▶ Written exercise:
Will you output all of the data below exactly, omitting the images?

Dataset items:
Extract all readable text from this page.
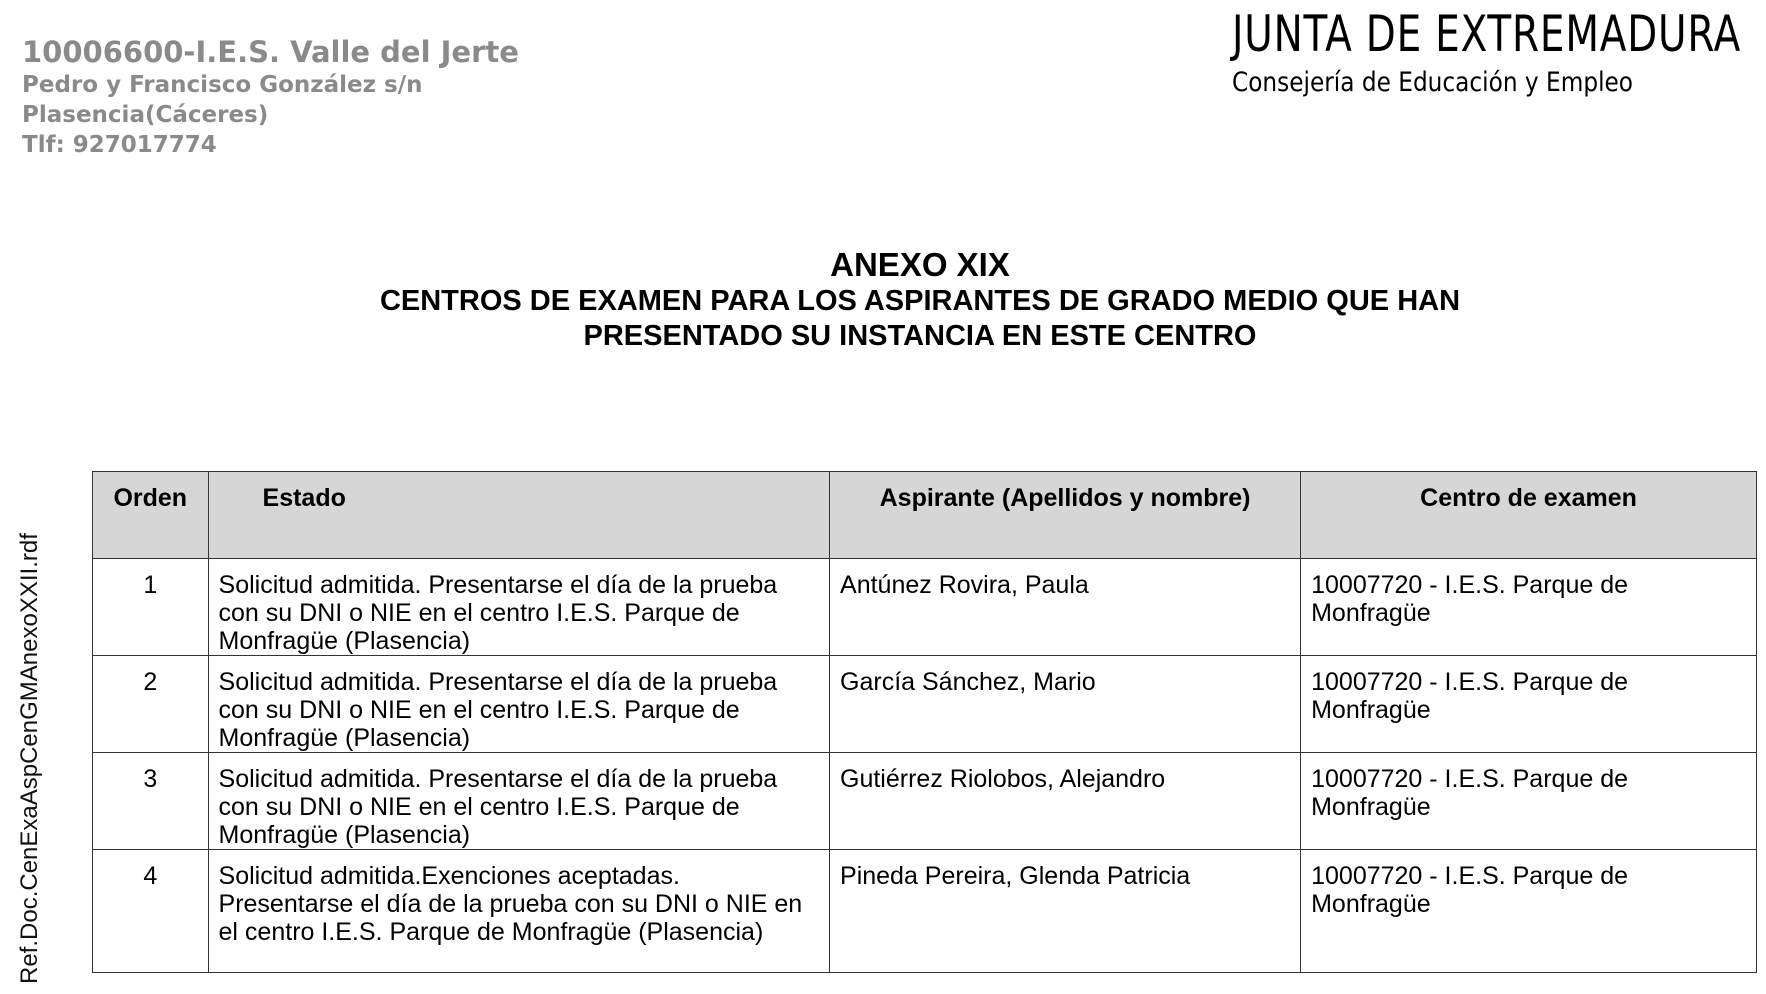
10006600-I.E.S. Valle del Jerte
Pedro y Francisco González s/n
Plasencia(Cáceres)
Tlf: 927017774
JUNTA DE EXTREMADURA
Consejería de Educación y Empleo
ANEXO XIX
CENTROS DE EXAMEN PARA LOS ASPIRANTES DE GRADO MEDIO QUE HAN
PRESENTADO SU INSTANCIA EN ESTE CENTRO
Ref.Doc.CenExaAspCenGMAnexoXXII.rdf
Orden	Estado	Aspirante (Apellidos y nombre)	Centro de examen
1	Solicitud admitida. Presentarse el día de la prueba con su DNI o NIE en el centro I.E.S. Parque de Monfragüe (Plasencia)	Antúnez Rovira, Paula	10007720 - I.E.S. Parque de Monfragüe
2	Solicitud admitida. Presentarse el día de la prueba con su DNI o NIE en el centro I.E.S. Parque de Monfragüe (Plasencia)	García Sánchez, Mario	10007720 - I.E.S. Parque de Monfragüe
3	Solicitud admitida. Presentarse el día de la prueba con su DNI o NIE en el centro I.E.S. Parque de Monfragüe (Plasencia)	Gutiérrez Riolobos, Alejandro	10007720 - I.E.S. Parque de Monfragüe
4	Solicitud admitida.Exenciones aceptadas. Presentarse el día de la prueba con su DNI o NIE en el centro I.E.S. Parque de Monfragüe (Plasencia)	Pineda Pereira, Glenda Patricia	10007720 - I.E.S. Parque de Monfragüe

▶ Response for this exercise:
Extract all readable text from this page.
10006600-I.E.S. Valle del Jerte
Pedro y Francisco González s/n
Plasencia(Cáceres)
Tlf: 927017774
JUNTA DE EXTREMADURA
Consejería de Educación y Empleo
ANEXO XIX
CENTROS DE EXAMEN PARA LOS ASPIRANTES DE GRADO MEDIO QUE HAN
PRESENTADO SU INSTANCIA EN ESTE CENTRO
Ref.Doc.CenExaAspCenGMAnexoXXII.rdf
Orden	Estado	Aspirante (Apellidos y nombre)	Centro de examen
1	Solicitud admitida. Presentarse el día de la prueba con su DNI o NIE en el centro I.E.S. Parque de Monfragüe (Plasencia)	Antúnez Rovira, Paula	10007720 - I.E.S. Parque de Monfragüe
2	Solicitud admitida. Presentarse el día de la prueba con su DNI o NIE en el centro I.E.S. Parque de Monfragüe (Plasencia)	García Sánchez, Mario	10007720 - I.E.S. Parque de Monfragüe
3	Solicitud admitida. Presentarse el día de la prueba con su DNI o NIE en el centro I.E.S. Parque de Monfragüe (Plasencia)	Gutiérrez Riolobos, Alejandro	10007720 - I.E.S. Parque de Monfragüe
4	Solicitud admitida.Exenciones aceptadas. Presentarse el día de la prueba con su DNI o NIE en el centro I.E.S. Parque de Monfragüe (Plasencia)	Pineda Pereira, Glenda Patricia	10007720 - I.E.S. Parque de Monfragüe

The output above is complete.